Question

Question 5:- 5. When a car driver travelling at a speed of 20 m/s applies brakes and brings the car to rest in 20 s, then the retardation will be: a) + 2 m/s2 b) - 2 m/s2 c) +1.5 m/s2 d) + 1 m/s2​

Answer 1

Provided that:

• Initial velocity = 20 mps
• Final velocity = 0 mps
• Time = 20 seconds

To calculate:

• The retardation

Solution:

• The retardation = -1 m/s²

Using concept(s):

• We can solve this question by using either acceleration formula or the first equation of motion.

• Choice may vary!

Using formula(s):

• Acceleration formula:

• a = (v-u)/t

• First equation of motion:

• v = u + at

Where, a denotes acceleration, v denotes final velocity, u denotes initial velocity, t denotes time.

Required solution:

~ Finding retardation by using acceleration formula firstly!

→ a = (v-u)/t

→ a = (0-20)/20

→ a = -20/20

→ a = -1 mps sq.

→ Retardation = -1 mps sq.

~ Now by using first equation of motion let us calculate the acceleration!

→ v = u + at

→ 0 = 20 + a(20)

→ 0 = 20 + 20a

→ 0 - 20 = 20a

→ -20 = 20a

→ -20/20 = a

→ -1 = a

→ a = -1 mps sq.

→ Retardation = -1 mps sq.

Additional information:

$\begin{gathered}\boxed{\begin{array}{c}\\ {\pmb{\sf{Three \: equation \: of \: motion}}} \\ \\ \sf \star \: v \: = u \: + at \\ \\ \sf \star \: s \: = ut + \: \dfrac{1}{2} \: at^2 \\ \\ \sf \star \: v^2 - u^2 \: = 2as\end{array}}\end{gathered}$

Answer 2

Answer:

♤Given :-

• When a car driver travelling at a speed of 20 m/s applies breaks and brings the car to rest in 20s.

□To prove :-

• What is the retardation.

□Explanation :-

• Here by using first equation of motion formula we get that,
• $v = u + at$

♧Now applying the values we get that ,

• $0 = 20 + a(20)$
• $0-20= 20 a$
• $-20 = 20 a$
• $a = \frac{ - 20}{ \: \: \: 20}$
• $a = - 1mps \: sq.$

♧Therefore , the retardation is -1mps sq.

◇Used formula :-

• First equations of motion formula we used here to get the answer.

□Hope it helps u mate .

□Thank you .

> **Aim of the task**
Reproduce the part of the braking-car thread starting with "Where, a denotes" and going on through "acceleration formula firstly!".

> **Extracted information**

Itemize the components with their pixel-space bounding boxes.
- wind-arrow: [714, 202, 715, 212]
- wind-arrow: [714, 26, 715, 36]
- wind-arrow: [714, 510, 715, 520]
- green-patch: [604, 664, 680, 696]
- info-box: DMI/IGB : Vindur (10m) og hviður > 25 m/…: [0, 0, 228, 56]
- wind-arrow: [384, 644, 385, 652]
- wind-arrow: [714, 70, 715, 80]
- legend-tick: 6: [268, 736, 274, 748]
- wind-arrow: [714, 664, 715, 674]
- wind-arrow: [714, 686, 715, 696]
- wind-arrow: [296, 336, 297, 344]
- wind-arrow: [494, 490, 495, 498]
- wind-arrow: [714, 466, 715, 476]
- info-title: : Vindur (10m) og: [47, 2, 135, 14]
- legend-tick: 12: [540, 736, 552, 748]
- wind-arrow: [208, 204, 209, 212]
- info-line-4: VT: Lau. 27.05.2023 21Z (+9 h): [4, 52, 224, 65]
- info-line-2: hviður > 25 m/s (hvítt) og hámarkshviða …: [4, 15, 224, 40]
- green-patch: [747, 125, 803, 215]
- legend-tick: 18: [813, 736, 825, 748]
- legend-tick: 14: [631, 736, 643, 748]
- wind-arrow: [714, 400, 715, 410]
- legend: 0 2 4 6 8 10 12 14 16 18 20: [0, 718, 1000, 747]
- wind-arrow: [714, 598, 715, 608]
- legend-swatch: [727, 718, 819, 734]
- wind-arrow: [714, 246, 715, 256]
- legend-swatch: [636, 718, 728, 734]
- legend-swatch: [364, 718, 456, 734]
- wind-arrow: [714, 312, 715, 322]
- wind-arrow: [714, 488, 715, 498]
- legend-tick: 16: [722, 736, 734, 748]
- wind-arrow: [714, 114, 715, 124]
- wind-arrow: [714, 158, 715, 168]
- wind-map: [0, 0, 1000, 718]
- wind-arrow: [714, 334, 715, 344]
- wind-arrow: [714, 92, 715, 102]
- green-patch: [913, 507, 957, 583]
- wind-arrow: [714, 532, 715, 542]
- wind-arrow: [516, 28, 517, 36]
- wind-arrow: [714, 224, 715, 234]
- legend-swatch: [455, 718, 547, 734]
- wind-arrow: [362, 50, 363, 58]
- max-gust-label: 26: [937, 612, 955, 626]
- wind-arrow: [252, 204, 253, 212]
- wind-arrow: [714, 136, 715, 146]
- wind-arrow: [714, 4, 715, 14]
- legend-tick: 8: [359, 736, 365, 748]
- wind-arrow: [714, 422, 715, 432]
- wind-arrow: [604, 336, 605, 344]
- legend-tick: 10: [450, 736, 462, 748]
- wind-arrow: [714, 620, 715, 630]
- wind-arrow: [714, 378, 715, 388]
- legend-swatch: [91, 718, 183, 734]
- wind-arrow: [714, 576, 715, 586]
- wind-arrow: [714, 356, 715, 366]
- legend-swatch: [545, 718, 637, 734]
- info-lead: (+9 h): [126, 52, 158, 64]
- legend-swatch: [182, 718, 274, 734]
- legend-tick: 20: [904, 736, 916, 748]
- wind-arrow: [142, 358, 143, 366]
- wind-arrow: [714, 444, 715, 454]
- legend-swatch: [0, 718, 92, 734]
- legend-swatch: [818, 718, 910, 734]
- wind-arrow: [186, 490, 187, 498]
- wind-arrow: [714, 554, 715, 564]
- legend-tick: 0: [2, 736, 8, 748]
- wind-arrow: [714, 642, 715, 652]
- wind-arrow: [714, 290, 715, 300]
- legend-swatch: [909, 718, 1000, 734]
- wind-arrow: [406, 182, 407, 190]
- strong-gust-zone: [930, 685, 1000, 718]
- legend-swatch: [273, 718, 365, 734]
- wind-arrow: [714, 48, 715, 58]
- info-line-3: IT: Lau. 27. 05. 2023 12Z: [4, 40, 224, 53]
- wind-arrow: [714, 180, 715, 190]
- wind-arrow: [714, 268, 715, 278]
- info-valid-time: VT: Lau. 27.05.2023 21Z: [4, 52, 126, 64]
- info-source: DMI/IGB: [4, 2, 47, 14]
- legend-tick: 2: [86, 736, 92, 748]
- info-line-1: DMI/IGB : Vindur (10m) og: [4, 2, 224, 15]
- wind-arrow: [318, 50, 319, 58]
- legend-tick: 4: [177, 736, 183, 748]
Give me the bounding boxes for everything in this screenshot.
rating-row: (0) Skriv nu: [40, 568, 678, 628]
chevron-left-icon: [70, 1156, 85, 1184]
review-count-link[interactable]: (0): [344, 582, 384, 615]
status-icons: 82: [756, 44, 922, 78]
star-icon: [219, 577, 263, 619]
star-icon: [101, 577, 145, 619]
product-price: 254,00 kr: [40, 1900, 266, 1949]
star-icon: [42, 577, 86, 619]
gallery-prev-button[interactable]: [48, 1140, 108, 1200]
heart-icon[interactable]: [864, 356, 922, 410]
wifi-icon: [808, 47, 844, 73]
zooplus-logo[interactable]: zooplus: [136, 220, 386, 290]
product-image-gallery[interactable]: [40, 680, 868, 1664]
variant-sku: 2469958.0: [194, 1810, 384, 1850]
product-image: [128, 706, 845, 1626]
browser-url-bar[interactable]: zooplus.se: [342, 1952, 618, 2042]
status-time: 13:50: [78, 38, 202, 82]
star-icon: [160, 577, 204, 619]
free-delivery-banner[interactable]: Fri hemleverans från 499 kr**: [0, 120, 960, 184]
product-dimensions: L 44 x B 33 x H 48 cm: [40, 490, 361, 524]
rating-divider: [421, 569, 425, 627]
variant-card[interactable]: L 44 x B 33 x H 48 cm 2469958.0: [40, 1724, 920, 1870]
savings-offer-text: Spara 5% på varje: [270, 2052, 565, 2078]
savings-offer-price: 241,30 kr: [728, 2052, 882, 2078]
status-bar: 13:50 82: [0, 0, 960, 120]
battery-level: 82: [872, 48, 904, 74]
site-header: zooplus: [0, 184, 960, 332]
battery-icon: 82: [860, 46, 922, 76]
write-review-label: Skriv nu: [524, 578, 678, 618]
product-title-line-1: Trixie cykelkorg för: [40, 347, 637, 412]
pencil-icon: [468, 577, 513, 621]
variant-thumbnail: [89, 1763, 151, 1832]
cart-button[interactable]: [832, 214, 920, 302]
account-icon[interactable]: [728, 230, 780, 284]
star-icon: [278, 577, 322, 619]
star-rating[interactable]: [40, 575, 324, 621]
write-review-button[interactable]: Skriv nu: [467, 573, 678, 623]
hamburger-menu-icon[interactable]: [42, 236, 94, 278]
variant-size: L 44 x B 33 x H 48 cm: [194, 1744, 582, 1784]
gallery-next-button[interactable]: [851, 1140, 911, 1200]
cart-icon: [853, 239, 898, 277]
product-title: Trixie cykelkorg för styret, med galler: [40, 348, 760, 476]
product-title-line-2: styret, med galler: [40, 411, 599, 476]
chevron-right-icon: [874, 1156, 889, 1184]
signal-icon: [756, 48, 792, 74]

> **Exercise solution**
Where, a denotes acceleration, v denotes final velocity, u denotes initial velocity, t denotes time.

Required solution:

~ Finding retardation by using acceleration formula firstly!